SET PROBLEM: Search the listing below for the string "Akses" and copy every line where it occurs.

(Records from a dataset)
— START —

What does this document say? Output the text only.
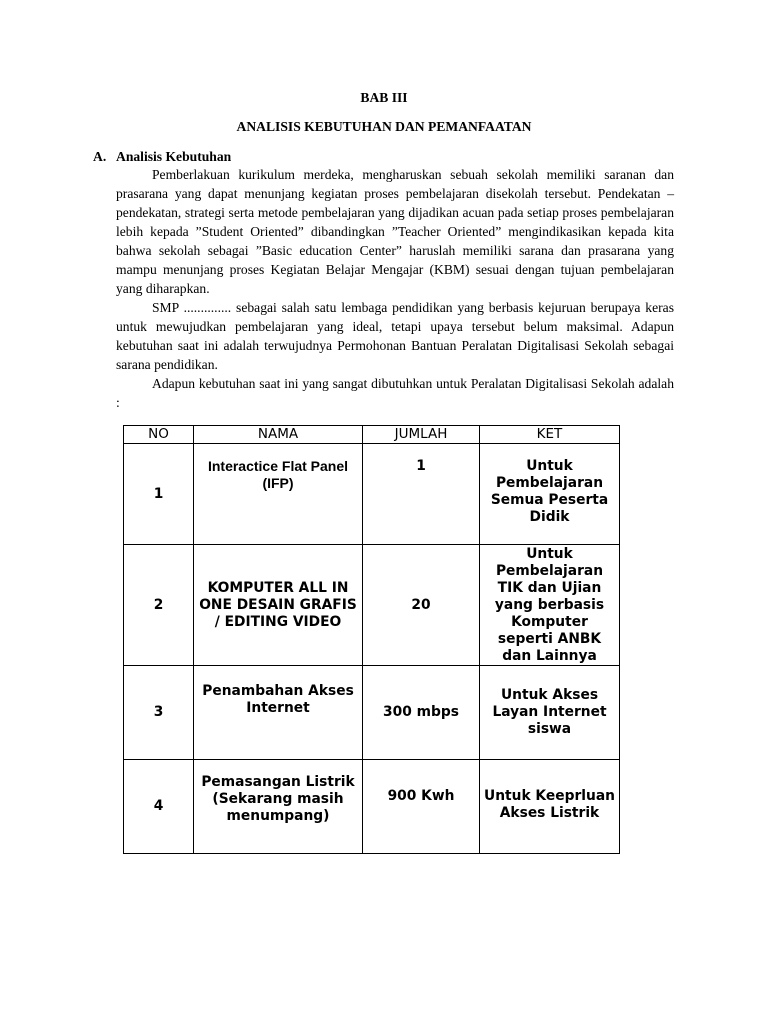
BAB III
ANALISIS KEBUTUHAN DAN PEMANFAATAN
A. Analisis Kebutuhan

Pemberlakuan kurikulum merdeka, mengharuskan sebuah sekolah memiliki saranan dan prasarana yang dapat menunjang kegiatan proses pembelajaran disekolah tersebut. Pendekatan – pendekatan, strategi serta metode pembelajaran yang dijadikan acuan pada setiap proses pembelajaran lebih kepada ”Student Oriented” dibandingkan ”Teacher Oriented” mengindikasikan kepada kita bahwa sekolah sebagai ”Basic education Center” haruslah memiliki sarana dan prasarana yang mampu menunjang proses Kegiatan Belajar Mengajar (KBM) sesuai dengan tujuan pembelajaran yang diharapkan.

SMP .............. sebagai salah satu lembaga pendidikan yang berbasis kejuruan berupaya keras untuk mewujudkan pembelajaran yang ideal, tetapi upaya tersebut belum maksimal. Adapun kebutuhan saat ini adalah terwujudnya Permohonan Bantuan Peralatan Digitalisasi Sekolah sebagai sarana pendidikan.

Adapun kebutuhan saat ini yang sangat dibutuhkan untuk Peralatan Digitalisasi Sekolah adalah :

NO	NAMA	JUMLAH	KET
1	Interactice Flat Panel (IFP)	1	Untuk Pembelajaran Semua Peserta Didik
2	KOMPUTER ALL IN ONE DESAIN GRAFIS / EDITING VIDEO	20	Untuk Pembelajaran TIK dan Ujian yang berbasis Komputer seperti ANBK dan Lainnya
3	Penambahan Akses Internet	300 mbps	Untuk Akses Layan Internet siswa
4	Pemasangan Listrik (Sekarang masih menumpang)	900 Kwh	Untuk Keeprluan Akses Listrik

— END —

SOLUTION FOR THIS EXERCISE:
3	Penambahan Akses Internet	300 mbps	Untuk Akses Layan Internet siswa
4	Pemasangan Listrik (Sekarang masih menumpang)	900 Kwh	Untuk Keeprluan Akses Listrik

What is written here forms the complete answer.